Description of the task.
From the listing below, pull out all lines with "Cannet" in them.

Entries provided.
════════════════════

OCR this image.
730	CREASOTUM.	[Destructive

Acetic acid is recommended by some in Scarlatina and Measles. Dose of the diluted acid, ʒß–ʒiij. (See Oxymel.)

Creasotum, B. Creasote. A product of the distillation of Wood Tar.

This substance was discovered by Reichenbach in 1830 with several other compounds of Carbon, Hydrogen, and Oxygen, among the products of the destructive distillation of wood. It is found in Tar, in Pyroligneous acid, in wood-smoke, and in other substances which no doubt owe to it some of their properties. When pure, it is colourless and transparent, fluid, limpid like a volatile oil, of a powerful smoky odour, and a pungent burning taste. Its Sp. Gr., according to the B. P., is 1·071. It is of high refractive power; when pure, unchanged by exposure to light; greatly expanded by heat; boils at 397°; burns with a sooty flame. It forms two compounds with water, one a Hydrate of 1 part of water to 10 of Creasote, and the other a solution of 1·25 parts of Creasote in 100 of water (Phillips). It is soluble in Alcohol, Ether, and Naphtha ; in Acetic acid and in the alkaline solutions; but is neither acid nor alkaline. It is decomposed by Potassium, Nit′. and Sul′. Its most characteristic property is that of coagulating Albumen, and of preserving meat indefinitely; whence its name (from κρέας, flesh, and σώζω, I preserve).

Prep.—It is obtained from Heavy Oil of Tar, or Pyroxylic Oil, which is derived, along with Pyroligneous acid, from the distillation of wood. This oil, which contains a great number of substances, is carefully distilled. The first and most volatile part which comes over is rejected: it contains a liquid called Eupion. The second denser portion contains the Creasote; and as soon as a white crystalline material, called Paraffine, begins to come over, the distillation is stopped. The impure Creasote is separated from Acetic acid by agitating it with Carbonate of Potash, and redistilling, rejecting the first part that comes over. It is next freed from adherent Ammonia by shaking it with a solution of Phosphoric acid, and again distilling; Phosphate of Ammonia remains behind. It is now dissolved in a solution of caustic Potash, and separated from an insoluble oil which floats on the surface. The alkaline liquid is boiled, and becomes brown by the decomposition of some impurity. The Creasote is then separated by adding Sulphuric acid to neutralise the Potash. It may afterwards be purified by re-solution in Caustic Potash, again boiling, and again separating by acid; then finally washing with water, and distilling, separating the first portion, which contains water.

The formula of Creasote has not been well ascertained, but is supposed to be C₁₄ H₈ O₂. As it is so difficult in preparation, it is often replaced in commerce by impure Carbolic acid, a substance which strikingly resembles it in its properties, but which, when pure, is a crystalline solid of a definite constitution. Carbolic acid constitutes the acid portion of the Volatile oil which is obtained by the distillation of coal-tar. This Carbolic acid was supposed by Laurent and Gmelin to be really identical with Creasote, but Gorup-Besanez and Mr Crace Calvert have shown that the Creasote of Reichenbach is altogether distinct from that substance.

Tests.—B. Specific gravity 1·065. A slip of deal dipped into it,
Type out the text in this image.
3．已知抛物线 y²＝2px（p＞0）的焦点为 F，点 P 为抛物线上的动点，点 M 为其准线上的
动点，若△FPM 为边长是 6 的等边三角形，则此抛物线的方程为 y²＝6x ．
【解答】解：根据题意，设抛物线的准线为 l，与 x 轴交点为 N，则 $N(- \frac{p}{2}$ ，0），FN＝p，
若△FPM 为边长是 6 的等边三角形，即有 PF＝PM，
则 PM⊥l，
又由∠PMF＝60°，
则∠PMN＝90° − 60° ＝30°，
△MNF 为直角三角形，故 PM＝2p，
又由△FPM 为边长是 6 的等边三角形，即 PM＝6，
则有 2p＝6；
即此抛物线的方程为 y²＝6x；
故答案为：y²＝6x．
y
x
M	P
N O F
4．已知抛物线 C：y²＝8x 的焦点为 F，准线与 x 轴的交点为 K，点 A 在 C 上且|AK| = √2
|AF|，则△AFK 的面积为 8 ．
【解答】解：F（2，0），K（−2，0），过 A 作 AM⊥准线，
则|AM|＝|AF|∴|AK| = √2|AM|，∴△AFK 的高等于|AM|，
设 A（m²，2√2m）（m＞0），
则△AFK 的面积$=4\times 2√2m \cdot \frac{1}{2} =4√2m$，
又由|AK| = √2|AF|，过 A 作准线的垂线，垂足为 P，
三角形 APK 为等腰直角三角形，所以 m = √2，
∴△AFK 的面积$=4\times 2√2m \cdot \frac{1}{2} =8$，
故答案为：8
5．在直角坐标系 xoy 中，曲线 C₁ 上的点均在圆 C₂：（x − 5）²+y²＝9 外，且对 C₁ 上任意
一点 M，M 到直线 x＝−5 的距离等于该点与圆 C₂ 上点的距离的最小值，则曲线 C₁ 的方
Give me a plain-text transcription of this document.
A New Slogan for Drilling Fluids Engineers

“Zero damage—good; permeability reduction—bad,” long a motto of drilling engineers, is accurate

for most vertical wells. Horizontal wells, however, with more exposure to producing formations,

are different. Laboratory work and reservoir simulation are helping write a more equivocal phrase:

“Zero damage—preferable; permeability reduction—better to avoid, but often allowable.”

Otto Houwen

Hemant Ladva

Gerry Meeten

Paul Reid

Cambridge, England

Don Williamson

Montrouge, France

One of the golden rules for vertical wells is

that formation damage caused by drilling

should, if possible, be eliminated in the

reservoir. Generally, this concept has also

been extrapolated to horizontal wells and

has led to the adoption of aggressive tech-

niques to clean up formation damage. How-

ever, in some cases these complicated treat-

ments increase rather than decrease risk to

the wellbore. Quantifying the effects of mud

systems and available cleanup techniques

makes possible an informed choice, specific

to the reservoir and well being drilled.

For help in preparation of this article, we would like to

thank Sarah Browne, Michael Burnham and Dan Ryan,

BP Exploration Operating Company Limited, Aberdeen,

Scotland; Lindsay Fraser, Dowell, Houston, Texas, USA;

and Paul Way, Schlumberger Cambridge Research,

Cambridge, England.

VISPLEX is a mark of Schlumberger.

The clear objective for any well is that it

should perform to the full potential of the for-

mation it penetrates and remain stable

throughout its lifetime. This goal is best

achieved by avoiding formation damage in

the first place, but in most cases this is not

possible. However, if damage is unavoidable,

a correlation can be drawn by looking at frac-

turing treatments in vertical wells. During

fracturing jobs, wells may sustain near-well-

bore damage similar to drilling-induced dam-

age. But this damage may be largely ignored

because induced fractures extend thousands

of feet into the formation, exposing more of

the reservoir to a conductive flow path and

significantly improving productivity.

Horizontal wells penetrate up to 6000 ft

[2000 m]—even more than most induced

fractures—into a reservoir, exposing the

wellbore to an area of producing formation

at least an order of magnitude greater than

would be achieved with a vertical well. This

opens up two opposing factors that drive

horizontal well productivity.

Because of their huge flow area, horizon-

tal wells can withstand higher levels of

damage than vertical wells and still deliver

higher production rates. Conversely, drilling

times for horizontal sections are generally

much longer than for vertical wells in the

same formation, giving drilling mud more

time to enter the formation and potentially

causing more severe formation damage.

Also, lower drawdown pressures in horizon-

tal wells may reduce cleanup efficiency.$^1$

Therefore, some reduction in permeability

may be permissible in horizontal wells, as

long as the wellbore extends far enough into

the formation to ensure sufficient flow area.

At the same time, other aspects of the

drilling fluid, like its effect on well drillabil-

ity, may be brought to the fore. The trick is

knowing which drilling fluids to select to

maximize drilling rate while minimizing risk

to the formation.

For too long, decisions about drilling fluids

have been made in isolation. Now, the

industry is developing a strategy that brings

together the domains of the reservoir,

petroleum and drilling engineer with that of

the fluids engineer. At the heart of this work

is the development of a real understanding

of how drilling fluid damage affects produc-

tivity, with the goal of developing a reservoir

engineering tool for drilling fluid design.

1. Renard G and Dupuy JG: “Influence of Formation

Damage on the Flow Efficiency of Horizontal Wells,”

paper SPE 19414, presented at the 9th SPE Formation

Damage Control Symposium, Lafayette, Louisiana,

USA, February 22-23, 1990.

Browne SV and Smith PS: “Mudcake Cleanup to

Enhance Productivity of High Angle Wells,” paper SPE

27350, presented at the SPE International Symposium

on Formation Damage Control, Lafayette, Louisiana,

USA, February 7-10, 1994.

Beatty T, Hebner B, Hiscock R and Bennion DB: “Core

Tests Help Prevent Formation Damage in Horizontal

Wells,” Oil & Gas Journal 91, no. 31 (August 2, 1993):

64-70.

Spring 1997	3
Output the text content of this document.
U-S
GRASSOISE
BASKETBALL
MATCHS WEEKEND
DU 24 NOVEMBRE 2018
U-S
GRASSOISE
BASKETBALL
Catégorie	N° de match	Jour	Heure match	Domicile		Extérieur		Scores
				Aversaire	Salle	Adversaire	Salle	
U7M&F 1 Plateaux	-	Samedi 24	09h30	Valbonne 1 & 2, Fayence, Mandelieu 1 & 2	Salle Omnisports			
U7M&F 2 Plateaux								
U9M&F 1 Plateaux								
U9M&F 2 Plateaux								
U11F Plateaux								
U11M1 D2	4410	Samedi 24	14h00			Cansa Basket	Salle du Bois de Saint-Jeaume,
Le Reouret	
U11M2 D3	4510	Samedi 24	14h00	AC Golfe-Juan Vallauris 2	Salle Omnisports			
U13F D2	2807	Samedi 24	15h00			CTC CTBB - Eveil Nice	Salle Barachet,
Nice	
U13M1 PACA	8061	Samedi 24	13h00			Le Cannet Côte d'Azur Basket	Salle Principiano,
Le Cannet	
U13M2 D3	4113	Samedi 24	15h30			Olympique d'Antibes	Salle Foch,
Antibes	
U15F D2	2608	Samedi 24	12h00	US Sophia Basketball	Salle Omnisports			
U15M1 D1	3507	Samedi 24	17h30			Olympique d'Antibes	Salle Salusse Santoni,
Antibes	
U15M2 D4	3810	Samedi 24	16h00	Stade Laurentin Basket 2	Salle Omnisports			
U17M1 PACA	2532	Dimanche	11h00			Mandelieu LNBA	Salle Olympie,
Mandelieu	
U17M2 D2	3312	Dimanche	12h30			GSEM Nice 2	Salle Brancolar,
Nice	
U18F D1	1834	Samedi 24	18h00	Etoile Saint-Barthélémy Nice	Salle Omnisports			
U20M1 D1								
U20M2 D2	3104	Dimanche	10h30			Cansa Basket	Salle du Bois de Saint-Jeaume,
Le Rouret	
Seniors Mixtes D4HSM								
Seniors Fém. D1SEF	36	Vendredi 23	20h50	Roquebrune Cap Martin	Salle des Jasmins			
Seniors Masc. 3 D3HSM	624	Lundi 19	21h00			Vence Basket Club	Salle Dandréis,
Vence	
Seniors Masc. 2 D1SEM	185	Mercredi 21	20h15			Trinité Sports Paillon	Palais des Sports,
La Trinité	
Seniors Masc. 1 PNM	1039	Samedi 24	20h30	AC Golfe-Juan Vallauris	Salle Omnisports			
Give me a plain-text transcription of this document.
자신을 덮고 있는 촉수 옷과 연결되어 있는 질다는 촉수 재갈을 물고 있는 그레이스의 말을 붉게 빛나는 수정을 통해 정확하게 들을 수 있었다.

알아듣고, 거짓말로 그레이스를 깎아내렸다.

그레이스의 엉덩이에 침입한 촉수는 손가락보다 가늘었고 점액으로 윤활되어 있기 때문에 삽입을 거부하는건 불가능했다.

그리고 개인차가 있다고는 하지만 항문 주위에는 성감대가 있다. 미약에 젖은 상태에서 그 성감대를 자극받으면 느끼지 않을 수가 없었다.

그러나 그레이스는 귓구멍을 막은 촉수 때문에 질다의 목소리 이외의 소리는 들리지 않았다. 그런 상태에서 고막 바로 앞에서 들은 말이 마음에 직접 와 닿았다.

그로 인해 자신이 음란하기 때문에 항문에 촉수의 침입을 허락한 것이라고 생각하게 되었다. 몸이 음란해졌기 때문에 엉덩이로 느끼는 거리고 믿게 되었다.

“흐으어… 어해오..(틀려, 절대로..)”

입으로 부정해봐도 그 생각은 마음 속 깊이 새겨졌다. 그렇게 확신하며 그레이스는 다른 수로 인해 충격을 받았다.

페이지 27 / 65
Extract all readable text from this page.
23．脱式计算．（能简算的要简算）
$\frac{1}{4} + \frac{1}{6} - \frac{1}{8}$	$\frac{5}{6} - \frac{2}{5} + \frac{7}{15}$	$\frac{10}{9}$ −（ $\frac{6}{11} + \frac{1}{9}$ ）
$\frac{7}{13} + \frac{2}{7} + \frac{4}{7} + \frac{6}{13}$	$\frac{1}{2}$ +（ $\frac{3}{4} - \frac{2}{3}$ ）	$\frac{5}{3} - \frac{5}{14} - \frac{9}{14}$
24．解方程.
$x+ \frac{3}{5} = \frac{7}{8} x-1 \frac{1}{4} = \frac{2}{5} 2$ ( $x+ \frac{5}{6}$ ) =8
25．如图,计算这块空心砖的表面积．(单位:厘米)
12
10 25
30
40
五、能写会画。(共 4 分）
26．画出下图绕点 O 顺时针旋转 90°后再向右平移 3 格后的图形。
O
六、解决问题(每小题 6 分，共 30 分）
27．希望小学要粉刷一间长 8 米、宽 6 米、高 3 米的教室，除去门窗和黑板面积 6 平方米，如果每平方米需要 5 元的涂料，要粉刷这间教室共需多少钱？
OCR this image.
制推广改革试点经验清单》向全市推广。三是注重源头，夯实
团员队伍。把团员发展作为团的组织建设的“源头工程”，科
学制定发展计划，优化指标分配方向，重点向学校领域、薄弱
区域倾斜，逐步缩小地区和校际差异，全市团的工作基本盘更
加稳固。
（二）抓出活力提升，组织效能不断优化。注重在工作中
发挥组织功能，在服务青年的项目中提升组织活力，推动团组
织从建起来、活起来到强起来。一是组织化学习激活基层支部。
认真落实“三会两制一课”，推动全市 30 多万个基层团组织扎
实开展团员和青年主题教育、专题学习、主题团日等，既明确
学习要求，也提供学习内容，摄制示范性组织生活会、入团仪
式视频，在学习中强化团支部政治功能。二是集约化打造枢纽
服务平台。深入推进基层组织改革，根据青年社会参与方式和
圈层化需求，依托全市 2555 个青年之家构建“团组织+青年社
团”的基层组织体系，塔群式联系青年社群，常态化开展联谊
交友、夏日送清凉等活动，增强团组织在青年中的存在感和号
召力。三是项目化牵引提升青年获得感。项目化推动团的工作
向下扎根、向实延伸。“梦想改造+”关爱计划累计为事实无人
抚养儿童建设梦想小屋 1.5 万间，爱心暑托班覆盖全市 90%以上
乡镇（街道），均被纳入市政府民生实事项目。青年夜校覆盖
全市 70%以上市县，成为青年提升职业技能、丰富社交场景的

════════════════════

Worked solution.
U13M1 PACA	8061	Samedi 24	13h00			Le Cannet Côte d'Azur Basket	Salle Principiano,
Le Cannet	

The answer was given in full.